▶ [Aim]: Work out how many lines of the listing hold "title", then state only that count.
++++
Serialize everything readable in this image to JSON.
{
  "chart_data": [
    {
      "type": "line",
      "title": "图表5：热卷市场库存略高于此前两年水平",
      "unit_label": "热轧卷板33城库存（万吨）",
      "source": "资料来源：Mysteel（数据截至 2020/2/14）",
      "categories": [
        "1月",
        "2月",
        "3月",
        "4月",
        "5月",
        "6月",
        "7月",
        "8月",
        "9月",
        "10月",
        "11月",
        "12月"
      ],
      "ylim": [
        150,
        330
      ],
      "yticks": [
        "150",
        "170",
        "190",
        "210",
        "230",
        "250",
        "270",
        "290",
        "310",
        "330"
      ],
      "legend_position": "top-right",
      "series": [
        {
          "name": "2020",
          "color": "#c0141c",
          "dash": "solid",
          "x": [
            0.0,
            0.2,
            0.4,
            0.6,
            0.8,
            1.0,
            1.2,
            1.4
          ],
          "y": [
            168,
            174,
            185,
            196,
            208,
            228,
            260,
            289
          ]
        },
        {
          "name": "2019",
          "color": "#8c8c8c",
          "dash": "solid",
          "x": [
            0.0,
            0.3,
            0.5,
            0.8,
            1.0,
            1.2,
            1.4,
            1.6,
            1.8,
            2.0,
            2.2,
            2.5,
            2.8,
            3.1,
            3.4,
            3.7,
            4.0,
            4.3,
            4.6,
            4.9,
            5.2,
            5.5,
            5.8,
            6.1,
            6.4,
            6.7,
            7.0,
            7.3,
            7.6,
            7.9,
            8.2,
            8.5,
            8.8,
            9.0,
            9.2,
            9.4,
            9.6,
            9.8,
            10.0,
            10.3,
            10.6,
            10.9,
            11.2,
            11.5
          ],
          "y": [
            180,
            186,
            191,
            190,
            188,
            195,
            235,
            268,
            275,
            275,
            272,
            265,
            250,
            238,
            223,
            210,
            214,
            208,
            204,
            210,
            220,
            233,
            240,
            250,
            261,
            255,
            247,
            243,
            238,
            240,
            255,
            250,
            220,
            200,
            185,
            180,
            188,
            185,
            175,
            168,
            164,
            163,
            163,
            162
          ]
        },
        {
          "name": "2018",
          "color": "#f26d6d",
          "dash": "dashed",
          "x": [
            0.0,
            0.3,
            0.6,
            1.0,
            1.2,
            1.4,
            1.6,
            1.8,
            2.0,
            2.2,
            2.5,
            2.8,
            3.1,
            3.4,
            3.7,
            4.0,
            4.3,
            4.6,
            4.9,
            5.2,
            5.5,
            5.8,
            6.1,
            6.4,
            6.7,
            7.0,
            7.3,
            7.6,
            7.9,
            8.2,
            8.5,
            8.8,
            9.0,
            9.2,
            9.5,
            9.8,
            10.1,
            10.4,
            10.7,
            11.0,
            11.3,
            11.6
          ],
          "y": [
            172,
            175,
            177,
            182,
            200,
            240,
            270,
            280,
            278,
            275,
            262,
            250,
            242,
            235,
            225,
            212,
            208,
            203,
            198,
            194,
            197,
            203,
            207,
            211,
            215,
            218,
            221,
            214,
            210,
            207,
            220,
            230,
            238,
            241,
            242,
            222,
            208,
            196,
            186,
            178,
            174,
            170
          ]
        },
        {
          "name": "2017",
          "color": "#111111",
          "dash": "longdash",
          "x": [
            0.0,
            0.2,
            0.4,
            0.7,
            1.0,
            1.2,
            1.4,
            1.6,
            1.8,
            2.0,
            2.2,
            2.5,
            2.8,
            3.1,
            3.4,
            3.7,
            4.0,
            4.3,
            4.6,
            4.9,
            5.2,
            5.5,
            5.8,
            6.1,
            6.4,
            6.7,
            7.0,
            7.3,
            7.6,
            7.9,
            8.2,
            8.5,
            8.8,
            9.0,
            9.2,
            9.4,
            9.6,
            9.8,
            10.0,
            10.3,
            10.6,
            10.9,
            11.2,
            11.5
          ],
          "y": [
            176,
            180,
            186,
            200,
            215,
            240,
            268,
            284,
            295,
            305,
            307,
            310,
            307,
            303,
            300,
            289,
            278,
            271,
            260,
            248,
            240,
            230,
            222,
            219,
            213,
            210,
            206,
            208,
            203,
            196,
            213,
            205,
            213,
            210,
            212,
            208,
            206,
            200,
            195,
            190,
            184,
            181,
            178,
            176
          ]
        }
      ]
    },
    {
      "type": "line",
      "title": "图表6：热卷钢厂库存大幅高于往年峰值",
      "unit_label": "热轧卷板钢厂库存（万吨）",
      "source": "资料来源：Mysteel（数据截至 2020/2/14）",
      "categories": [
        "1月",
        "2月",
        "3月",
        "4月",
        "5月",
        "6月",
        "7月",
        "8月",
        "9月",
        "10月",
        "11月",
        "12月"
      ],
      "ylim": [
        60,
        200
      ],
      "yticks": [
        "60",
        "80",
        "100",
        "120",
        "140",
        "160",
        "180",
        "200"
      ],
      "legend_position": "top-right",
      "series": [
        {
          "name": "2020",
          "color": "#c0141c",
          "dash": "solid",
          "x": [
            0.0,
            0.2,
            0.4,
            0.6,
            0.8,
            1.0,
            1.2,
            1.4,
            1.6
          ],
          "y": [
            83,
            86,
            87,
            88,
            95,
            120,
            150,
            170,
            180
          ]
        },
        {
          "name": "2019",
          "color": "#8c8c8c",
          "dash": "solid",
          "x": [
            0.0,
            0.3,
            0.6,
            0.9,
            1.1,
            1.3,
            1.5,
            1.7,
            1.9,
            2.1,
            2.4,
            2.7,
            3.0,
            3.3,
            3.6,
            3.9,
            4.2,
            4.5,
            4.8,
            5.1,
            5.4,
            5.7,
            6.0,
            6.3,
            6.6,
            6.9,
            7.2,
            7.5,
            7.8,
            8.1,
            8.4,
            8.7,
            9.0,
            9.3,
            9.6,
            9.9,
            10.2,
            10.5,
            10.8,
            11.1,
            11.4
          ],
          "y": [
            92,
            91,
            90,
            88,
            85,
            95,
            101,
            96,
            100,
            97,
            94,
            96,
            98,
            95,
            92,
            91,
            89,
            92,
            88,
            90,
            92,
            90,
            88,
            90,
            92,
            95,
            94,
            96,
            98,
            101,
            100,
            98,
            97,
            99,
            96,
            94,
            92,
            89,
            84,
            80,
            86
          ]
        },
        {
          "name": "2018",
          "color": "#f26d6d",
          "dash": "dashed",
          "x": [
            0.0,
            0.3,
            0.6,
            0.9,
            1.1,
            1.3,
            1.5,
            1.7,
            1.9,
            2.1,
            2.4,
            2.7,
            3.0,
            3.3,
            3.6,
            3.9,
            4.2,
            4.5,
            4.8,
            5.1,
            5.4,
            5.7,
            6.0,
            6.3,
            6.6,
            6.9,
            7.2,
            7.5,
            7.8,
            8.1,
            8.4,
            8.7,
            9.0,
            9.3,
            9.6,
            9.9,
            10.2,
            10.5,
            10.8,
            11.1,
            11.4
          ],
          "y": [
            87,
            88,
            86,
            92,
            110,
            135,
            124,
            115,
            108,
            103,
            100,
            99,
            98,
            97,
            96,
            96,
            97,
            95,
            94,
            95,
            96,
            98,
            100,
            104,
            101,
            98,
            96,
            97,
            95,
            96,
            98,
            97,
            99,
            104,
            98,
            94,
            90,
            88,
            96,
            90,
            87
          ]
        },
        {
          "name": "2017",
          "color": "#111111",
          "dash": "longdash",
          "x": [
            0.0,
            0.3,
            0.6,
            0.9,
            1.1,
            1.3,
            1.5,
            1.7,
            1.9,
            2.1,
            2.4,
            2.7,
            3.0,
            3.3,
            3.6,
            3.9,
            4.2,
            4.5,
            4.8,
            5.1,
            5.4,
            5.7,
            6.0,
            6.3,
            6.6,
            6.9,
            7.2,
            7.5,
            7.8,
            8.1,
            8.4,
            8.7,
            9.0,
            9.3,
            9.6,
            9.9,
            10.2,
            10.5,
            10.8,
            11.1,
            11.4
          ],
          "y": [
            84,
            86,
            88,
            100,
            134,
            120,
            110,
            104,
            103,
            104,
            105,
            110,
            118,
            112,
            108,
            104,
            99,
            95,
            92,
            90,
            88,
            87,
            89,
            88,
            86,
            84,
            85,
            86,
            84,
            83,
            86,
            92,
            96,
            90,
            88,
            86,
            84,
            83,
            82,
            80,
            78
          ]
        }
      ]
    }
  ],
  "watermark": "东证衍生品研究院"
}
++++
▶ [Completed task]: 2